### Task directions
In the listing below, identify each line with the word "Tomás" and return those lines.

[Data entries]
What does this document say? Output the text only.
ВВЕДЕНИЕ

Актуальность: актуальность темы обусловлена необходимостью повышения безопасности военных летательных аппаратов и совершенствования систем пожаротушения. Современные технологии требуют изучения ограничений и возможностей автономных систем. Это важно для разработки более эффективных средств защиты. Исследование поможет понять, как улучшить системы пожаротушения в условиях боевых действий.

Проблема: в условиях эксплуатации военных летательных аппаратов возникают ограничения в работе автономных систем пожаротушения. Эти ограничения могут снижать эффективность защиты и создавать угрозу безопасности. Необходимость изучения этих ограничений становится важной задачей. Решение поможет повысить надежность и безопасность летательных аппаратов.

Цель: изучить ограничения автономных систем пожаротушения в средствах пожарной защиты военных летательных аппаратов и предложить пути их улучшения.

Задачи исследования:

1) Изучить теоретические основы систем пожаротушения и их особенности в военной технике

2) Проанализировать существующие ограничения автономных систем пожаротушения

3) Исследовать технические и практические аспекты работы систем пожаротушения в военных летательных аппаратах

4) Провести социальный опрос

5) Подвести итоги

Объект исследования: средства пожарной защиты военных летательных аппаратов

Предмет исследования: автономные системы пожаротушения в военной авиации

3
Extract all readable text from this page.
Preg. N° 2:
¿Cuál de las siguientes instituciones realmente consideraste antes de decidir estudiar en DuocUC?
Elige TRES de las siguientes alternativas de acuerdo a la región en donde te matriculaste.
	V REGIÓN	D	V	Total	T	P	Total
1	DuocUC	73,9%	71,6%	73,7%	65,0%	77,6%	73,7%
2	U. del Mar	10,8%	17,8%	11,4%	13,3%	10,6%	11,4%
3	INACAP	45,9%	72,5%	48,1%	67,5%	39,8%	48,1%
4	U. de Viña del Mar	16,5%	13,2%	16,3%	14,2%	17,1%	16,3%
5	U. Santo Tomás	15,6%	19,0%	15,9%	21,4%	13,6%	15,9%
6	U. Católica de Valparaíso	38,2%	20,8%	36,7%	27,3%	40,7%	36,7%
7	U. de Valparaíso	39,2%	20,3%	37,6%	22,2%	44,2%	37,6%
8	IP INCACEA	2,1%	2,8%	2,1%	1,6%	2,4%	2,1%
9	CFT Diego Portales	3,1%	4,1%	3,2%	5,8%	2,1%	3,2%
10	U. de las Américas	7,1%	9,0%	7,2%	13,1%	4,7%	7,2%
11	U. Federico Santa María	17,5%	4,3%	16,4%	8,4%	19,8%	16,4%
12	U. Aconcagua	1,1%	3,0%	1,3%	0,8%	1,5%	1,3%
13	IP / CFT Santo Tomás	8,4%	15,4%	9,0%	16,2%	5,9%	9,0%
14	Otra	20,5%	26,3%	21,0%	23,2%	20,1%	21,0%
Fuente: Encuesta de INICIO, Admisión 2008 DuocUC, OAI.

### Result below
5	U. Santo Tomás	15,6%	19,0%	15,9%	21,4%	13,6%	15,9%
13	IP / CFT Santo Tomás	8,4%	15,4%	9,0%	16,2%	5,9%	9,0%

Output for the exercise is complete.